Do this: Identify and pull out each line of the entries in which "starboard" occurs.

BEGIN Records for the task

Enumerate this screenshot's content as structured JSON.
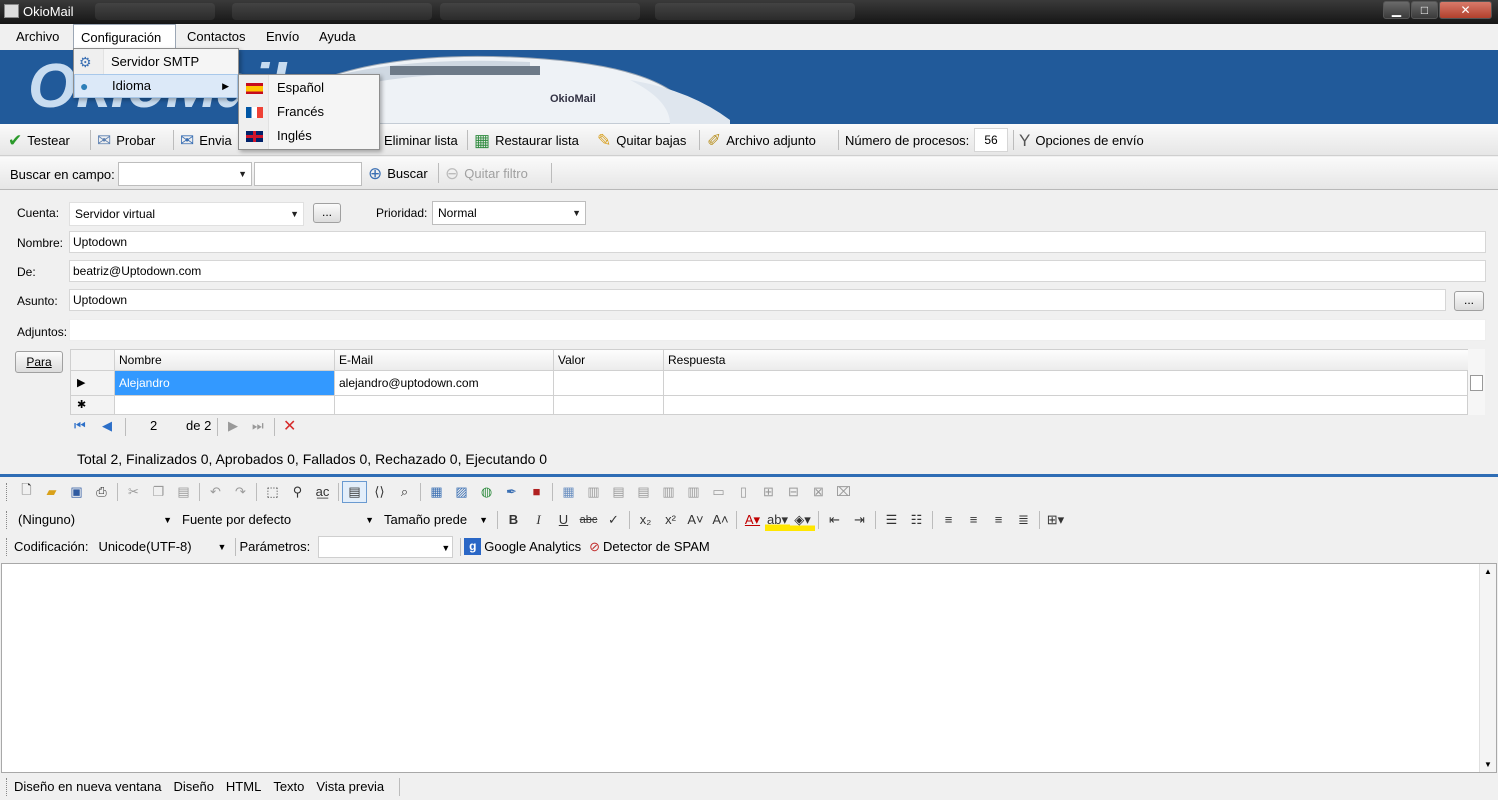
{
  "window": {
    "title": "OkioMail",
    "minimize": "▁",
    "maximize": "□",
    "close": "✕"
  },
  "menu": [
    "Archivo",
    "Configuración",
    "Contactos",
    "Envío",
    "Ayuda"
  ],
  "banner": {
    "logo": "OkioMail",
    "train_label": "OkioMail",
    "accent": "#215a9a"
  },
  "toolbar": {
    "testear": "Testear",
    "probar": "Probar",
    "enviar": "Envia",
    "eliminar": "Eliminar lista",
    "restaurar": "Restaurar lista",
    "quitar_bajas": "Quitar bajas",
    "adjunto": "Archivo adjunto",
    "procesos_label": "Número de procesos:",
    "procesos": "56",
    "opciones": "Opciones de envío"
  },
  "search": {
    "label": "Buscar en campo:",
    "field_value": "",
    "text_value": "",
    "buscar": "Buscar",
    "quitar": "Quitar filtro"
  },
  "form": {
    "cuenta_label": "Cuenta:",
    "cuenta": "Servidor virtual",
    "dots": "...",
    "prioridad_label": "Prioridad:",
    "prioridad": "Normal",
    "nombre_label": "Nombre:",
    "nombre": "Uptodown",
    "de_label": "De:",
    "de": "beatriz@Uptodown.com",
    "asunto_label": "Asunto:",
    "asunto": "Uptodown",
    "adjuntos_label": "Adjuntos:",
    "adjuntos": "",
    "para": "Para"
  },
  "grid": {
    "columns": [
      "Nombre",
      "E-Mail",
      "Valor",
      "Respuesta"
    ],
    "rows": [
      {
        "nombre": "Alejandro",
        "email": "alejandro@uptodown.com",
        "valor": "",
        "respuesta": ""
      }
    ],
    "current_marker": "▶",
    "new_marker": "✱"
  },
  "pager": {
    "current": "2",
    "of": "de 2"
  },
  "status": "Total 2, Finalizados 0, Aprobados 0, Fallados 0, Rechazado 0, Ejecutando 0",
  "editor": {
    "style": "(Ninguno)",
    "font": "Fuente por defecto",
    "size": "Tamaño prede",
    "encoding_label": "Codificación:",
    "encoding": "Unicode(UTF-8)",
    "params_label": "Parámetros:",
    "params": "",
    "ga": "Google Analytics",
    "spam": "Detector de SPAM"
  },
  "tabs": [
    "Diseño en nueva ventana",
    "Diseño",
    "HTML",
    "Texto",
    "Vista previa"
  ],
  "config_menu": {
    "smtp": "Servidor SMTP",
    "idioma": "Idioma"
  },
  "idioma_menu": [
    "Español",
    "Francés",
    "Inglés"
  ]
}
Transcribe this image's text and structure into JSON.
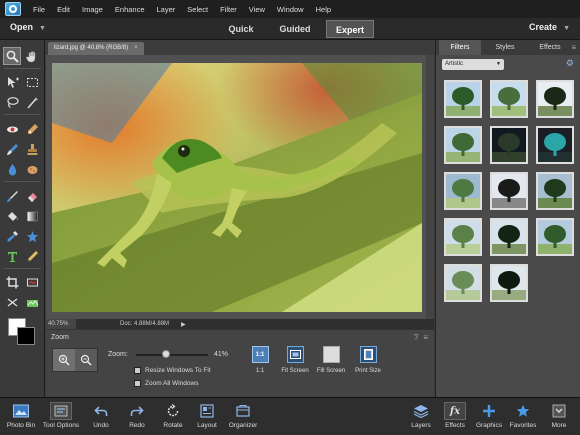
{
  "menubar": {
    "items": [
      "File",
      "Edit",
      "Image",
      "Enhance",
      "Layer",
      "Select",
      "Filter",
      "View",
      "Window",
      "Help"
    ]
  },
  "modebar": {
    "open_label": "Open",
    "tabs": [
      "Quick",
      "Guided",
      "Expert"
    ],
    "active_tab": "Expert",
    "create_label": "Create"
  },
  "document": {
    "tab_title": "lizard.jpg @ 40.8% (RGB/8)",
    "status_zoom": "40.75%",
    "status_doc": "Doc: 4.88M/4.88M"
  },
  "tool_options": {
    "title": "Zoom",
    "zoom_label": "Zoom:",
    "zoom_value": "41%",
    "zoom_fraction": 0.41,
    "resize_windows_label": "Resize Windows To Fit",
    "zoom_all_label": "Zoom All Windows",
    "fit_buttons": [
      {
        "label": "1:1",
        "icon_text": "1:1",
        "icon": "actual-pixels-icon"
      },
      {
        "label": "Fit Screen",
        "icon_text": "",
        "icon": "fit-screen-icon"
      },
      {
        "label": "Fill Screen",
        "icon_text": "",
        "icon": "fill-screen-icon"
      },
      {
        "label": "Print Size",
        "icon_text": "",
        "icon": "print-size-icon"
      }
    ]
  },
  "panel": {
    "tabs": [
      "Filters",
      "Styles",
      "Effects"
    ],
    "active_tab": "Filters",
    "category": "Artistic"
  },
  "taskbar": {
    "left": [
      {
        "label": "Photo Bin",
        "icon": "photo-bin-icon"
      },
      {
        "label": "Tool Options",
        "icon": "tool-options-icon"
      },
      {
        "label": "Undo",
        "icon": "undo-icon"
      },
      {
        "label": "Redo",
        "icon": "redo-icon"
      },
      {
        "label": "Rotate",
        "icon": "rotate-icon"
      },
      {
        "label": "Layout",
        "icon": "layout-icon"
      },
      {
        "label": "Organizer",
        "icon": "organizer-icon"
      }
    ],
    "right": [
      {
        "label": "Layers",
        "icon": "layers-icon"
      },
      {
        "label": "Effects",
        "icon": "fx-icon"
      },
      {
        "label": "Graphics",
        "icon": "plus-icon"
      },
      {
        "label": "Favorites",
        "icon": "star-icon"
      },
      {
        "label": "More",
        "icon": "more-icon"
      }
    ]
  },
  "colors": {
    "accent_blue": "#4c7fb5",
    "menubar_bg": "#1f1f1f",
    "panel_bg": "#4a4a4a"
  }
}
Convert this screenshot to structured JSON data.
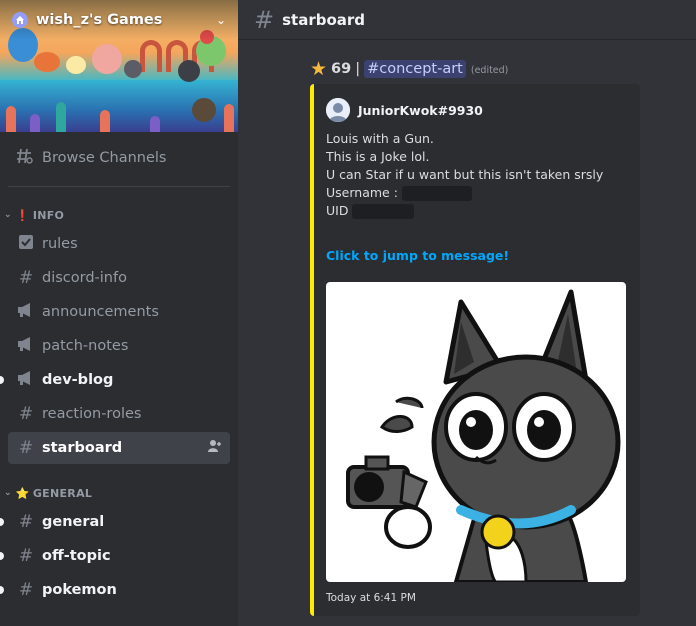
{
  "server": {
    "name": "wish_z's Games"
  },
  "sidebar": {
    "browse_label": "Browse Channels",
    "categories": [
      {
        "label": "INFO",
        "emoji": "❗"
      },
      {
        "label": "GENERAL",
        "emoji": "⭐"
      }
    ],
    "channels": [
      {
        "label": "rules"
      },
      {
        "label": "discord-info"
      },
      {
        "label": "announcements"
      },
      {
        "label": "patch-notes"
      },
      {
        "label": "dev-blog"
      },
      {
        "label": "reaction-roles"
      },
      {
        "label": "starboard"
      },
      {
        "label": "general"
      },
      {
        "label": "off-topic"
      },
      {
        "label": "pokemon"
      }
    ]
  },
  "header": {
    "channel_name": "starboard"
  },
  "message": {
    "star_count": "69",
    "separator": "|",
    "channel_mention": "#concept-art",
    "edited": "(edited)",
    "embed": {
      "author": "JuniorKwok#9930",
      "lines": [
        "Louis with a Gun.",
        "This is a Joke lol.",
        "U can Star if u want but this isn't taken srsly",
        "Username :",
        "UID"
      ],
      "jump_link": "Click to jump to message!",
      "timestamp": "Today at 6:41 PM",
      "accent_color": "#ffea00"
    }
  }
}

END Records for the task

Expected output:
        "label": "starboard"
    "channel_name": "starboard"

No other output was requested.